* EXERCISE DETAILS *
Copy out the lines that include the word "this".
--- START SUPPLIED MATERIAL ---
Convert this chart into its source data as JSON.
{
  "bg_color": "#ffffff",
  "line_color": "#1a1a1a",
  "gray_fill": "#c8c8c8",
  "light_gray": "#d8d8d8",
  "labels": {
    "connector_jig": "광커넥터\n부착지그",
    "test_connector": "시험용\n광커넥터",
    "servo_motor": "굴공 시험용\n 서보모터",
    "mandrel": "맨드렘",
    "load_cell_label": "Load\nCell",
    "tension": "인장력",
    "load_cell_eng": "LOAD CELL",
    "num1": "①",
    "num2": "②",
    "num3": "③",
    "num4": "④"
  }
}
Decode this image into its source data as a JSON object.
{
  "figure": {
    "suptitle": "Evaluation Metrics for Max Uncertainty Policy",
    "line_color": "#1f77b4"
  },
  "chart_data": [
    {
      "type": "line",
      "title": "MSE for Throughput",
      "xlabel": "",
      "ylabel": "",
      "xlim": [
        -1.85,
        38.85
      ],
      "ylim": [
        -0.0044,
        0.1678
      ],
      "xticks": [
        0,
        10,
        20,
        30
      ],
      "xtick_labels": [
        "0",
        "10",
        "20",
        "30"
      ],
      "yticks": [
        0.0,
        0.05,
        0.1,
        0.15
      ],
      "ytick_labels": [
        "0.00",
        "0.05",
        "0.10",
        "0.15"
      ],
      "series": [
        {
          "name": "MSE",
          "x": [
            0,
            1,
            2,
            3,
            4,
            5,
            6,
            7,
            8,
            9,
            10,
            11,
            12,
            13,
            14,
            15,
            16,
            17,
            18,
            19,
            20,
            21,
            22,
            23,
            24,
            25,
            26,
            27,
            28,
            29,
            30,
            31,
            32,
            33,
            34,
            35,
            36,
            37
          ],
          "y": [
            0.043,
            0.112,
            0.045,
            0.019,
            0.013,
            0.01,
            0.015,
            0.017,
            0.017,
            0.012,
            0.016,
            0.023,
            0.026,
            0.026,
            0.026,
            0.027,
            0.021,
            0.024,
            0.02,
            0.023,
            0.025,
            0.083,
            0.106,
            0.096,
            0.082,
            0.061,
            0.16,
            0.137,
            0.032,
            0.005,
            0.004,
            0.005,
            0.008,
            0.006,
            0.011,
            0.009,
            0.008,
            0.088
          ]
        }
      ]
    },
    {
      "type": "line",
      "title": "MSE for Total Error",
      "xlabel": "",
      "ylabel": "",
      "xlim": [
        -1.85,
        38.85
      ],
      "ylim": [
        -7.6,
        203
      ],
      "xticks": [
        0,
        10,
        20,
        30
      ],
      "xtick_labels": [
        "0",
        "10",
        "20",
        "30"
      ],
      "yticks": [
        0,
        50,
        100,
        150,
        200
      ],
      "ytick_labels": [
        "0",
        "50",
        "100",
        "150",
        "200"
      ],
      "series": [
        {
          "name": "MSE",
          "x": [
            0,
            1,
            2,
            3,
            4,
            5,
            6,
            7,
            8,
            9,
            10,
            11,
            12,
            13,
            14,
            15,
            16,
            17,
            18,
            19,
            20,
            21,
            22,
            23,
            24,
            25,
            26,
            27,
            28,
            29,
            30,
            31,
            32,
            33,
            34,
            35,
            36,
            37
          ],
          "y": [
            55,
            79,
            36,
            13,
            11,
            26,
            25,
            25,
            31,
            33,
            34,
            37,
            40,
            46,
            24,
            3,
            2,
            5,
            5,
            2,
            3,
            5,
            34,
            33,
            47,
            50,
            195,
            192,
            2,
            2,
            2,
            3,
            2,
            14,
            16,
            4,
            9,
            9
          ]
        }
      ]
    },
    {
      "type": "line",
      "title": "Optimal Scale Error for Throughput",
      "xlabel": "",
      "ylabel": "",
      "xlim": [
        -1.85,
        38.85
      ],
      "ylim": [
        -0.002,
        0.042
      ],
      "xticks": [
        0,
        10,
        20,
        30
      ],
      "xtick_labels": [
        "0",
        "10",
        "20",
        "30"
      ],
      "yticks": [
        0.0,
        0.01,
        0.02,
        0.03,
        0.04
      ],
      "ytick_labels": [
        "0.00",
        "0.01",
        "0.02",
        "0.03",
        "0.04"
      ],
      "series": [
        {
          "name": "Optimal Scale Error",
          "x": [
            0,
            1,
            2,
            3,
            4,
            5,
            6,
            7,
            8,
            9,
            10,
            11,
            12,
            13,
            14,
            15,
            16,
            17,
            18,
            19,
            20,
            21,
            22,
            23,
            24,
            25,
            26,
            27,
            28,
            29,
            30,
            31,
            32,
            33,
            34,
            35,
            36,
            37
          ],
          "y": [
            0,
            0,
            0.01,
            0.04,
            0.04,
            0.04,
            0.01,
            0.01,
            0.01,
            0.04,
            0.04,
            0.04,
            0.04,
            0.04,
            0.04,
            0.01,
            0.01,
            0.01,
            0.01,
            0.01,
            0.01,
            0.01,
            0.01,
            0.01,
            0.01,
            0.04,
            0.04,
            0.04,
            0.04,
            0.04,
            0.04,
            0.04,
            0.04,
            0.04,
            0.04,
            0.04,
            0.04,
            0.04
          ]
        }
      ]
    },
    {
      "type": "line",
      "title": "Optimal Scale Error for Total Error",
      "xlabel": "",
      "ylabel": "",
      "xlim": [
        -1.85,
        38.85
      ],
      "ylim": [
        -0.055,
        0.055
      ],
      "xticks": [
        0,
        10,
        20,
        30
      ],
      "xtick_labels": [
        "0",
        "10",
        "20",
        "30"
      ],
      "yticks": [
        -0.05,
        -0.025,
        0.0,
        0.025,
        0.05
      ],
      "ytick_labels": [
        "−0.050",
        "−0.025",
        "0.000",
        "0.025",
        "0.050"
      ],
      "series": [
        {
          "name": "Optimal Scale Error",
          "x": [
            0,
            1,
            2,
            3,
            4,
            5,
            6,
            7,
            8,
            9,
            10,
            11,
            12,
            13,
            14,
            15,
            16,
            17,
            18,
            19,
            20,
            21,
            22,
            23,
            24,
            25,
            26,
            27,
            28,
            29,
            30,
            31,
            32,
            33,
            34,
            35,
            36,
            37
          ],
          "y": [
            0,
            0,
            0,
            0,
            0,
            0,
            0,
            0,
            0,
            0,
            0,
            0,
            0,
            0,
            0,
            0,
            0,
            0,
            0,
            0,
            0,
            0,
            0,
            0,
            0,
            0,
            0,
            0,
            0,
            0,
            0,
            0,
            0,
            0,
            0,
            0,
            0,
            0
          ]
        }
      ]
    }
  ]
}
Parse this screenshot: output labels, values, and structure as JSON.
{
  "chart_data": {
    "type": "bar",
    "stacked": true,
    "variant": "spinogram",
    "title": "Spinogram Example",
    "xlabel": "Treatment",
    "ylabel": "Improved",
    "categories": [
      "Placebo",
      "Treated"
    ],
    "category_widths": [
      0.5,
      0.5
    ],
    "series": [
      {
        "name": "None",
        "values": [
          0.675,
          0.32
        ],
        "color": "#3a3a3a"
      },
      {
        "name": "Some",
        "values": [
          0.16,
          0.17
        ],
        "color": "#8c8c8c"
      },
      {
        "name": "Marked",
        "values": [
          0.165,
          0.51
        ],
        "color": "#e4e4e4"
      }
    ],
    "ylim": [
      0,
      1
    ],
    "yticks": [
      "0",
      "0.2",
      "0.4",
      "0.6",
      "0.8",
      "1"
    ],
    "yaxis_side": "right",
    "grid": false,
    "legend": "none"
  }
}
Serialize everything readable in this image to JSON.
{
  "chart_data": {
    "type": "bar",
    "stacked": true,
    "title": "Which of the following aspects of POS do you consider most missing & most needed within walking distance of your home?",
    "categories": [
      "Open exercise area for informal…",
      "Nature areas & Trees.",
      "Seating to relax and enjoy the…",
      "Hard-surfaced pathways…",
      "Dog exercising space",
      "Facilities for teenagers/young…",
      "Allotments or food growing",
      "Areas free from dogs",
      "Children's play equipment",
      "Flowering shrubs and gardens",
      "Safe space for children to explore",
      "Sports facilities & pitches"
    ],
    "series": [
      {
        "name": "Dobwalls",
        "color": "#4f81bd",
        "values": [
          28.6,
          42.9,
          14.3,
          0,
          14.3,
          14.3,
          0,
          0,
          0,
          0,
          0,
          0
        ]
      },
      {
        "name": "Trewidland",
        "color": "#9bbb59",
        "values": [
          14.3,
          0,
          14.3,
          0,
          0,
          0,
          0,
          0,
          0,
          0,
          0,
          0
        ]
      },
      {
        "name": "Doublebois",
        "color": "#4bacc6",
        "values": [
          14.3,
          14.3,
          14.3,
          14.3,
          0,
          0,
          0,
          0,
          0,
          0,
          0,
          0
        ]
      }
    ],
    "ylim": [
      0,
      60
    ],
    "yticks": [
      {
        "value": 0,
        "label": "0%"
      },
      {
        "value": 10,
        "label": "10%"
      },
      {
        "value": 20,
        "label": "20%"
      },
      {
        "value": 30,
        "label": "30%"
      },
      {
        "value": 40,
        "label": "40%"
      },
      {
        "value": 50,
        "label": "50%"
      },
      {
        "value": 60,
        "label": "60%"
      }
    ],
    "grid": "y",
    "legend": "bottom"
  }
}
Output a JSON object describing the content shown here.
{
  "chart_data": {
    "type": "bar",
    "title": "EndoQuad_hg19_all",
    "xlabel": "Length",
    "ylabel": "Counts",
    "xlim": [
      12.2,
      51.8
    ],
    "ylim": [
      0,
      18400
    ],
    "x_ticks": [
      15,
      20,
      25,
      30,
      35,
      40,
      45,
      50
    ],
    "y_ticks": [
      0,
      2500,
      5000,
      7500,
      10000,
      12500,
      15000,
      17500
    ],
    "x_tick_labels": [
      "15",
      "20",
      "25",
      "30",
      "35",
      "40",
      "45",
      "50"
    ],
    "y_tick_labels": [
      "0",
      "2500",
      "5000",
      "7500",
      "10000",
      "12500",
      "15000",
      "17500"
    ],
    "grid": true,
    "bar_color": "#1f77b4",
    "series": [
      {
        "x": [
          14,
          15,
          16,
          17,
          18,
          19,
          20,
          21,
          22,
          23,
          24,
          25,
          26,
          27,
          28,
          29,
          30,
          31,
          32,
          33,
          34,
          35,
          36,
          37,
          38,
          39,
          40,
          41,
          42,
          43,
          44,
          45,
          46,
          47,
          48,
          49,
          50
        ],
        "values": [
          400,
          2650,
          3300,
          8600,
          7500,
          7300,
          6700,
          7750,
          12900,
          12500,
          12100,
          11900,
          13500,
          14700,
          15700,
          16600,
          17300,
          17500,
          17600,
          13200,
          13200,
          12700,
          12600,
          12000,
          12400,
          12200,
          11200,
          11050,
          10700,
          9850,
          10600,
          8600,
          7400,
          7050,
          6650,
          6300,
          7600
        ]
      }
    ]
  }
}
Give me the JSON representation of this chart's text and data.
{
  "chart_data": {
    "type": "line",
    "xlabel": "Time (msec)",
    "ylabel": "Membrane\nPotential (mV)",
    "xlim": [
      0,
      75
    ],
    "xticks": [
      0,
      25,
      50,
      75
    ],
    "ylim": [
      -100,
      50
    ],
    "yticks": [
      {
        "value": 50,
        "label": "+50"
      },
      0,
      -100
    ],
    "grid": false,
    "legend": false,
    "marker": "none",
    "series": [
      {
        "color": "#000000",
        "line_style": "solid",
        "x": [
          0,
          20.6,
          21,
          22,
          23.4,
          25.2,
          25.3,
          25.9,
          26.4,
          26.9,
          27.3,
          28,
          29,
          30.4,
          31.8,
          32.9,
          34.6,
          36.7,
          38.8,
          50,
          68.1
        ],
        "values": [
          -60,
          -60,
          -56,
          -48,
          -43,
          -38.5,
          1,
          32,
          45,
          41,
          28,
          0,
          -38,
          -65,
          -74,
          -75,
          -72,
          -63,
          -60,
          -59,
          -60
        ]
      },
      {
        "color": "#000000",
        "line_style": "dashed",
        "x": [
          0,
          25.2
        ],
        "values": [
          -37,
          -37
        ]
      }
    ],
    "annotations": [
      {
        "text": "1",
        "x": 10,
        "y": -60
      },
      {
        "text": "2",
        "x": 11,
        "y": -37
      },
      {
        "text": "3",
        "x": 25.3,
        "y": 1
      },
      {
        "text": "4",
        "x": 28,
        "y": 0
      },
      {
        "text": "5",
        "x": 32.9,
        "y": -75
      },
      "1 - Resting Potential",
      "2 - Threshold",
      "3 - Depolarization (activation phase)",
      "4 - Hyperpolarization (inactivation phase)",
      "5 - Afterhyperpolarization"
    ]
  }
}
--- END SUPPLIED MATERIAL ---
* THE SOLUTION *
Convert this chart into its source data as JSON.
Decode this image into its source data as a JSON object.
Parse this screenshot: output labels, values, and structure as JSON.
Serialize everything readable in this image to JSON.
Give me the JSON representation of this chart's text and data.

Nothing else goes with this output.